### [Exercise aim]
Copy out each line below that has the word "应先释放纸带" in it.

Excerpted data start

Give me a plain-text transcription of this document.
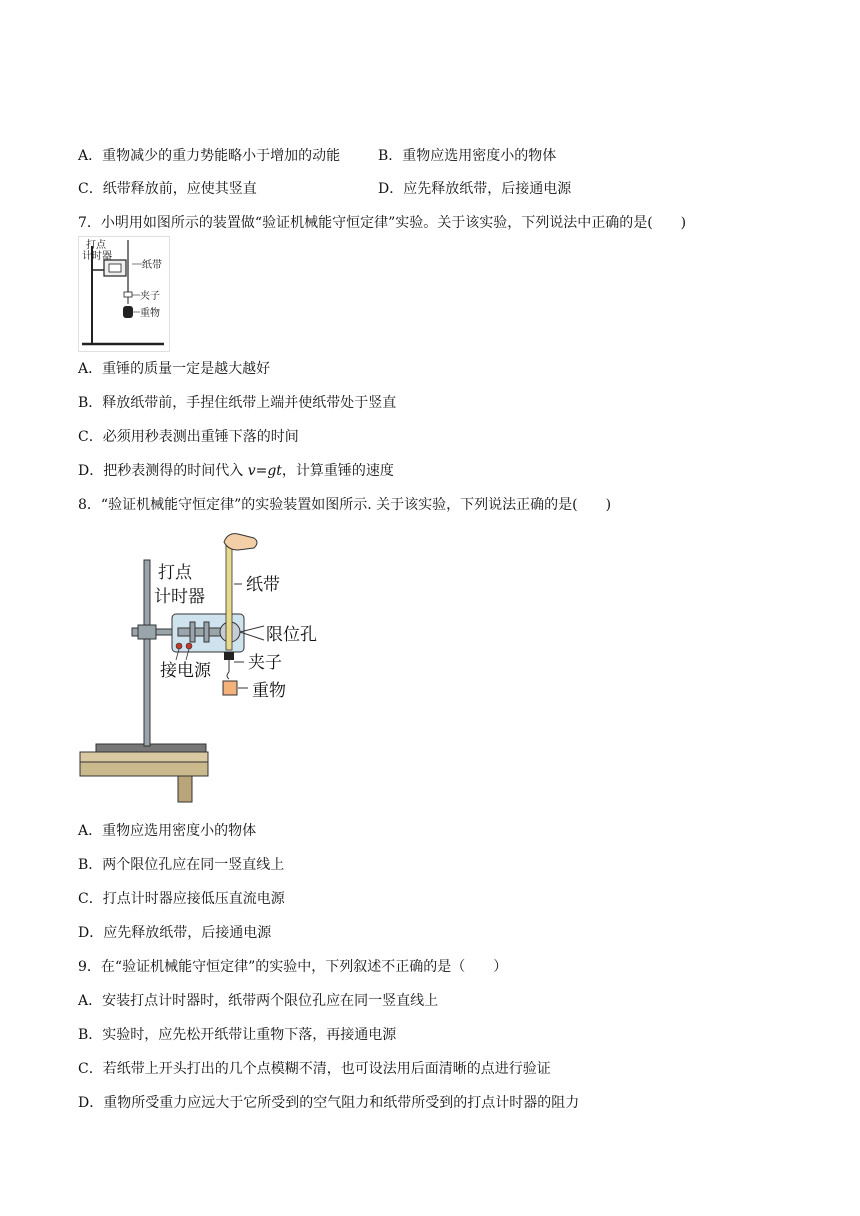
A．重物减少的重力势能略小于增加的动能	B．重物应选用密度小的物体
C．纸带释放前，应使其竖直	D．应先释放纸带，后接通电源
7．小明用如图所示的装置做“验证机械能守恒定律”实验。关于该实验，下列说法中正确的是(　　)
打点
计时器
纸带
夹子
重物
A．重锤的质量一定是越大越好
B．释放纸带前，手捏住纸带上端并使纸带处于竖直
C．必须用秒表测出重锤下落的时间
D．把秒表测得的时间代入 v=gt，计算重锤的速度
8．“验证机械能守恒定律”的实验装置如图所示. 关于该实验，下列说法正确的是(　　)
打点
计时器
纸带
限位孔
接电源 夹子
重物
A．重物应选用密度小的物体
B．两个限位孔应在同一竖直线上
C．打点计时器应接低压直流电源
D．应先释放纸带，后接通电源
9．在“验证机械能守恒定律”的实验中，下列叙述不正确的是（　　）
A．安装打点计时器时，纸带两个限位孔应在同一竖直线上
B．实验时，应先松开纸带让重物下落，再接通电源
C．若纸带上开头打出的几个点模糊不清，也可设法用后面清晰的点进行验证
D．重物所受重力应远大于它所受到的空气阻力和纸带所受到的打点计时器的阻力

Excerpted data end

### [Task output]
C．纸带释放前，应使其竖直	D．应先释放纸带，后接通电源
D．应先释放纸带，后接通电源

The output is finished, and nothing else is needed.